Karen Crehel recently bought a new car for her daughter Kiersten’s 16th birthday and wound up shocked — in a good way.
“She had already gone on the Internet and learned about what she wanted. She had really done her homework,” says Crehel, who purchased a 2009 Chevrolet Cobalt for her daughter.
Crehel, a resident of the Kansas City suburb of Olathe, Kan., was initially apprehensive about the Cobalt her daughter chose and wanted to shop around a little more.
But Kiersten knew exactly what she wanted and was ready to argue her case. “She told us the safety ratings and the gas mileage, she was really pushing for the Cobalt and knew all about the car,” Crehel says. She also saved up for a down payment while working at a local telecommunications company.
“We told her we would match whatever she had saved. Little did we know she would save $4,000,” Crehel says. The money Kiersten had socked away while working for a local telecommunications company, combined with Crehel’s matching funds, amounted to more than half of the Cobalt’s retail price of around $15,000.
Parents who plan to buy a car for their teen, perhaps as a graduation gift for one of the 3.2 million kids the College Board says will finish high school this spring, should take note: Today’s teens possess an unprecedented level of automotive knowledge. They are surprisingly savvy when it comes to automotive matters and are well positioned to make smart choices about what kinds of vehicles best suit their needs and values — rather than their desires.

* Task to complete: Echo the part of the text on teen car buying between "Crehel, a resident" and "of around $15,000.", inclusive. The material that comes next has no connection to the text on teen car buying.

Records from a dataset

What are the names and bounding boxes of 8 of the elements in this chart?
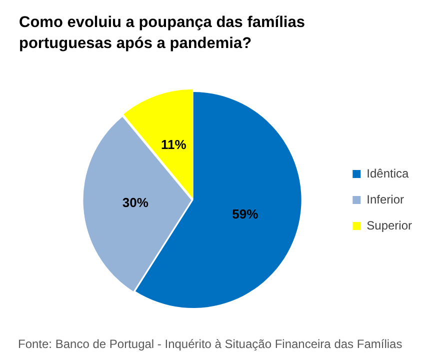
data-label: 11%: [161, 137, 187, 152]
legend-label: Inferior: [366, 192, 404, 206]
legend-label: Idêntica: [366, 166, 409, 180]
legend-label: Superior: [366, 218, 412, 232]
chart-title: Como evoluiu a poupança das famílias portuguesas após a pandemia?: [19, 13, 306, 54]
data-label: 59%: [232, 206, 259, 222]
data-label: 30%: [122, 195, 149, 210]
source-note: Fonte: Banco de Portugal - Inquérito à Situação Financeira das Famílias: [18, 337, 402, 351]
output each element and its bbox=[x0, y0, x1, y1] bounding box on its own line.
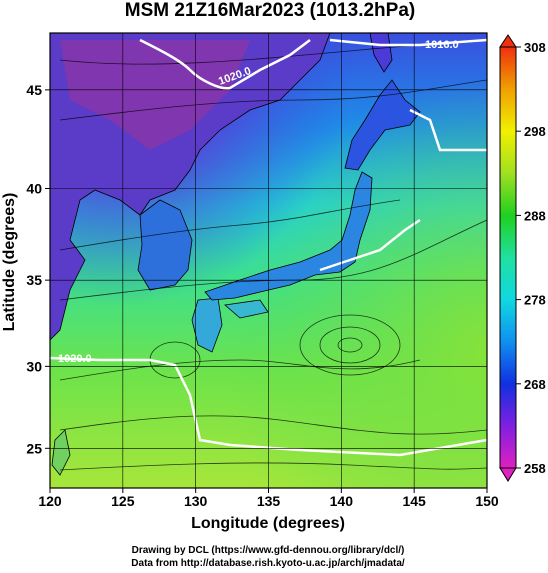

* Task answer:
Crehel, a resident of the Kansas City suburb of Olathe, Kan., was initially apprehensive about the Cobalt her daughter chose and wanted to shop around a little more.
But Kiersten knew exactly what she wanted and was ready to argue her case. “She told us the safety ratings and the gas mileage, she was really pushing for the Cobalt and knew all about the car,” Crehel says. She also saved up for a down payment while working at a local telecommunications company.
“We told her we would match whatever she had saved. Little did we know she would save $4,000,” Crehel says. The money Kiersten had socked away while working for a local telecommunications company, combined with Crehel’s matching funds, amounted to more than half of the Cobalt’s retail price of around $15,000.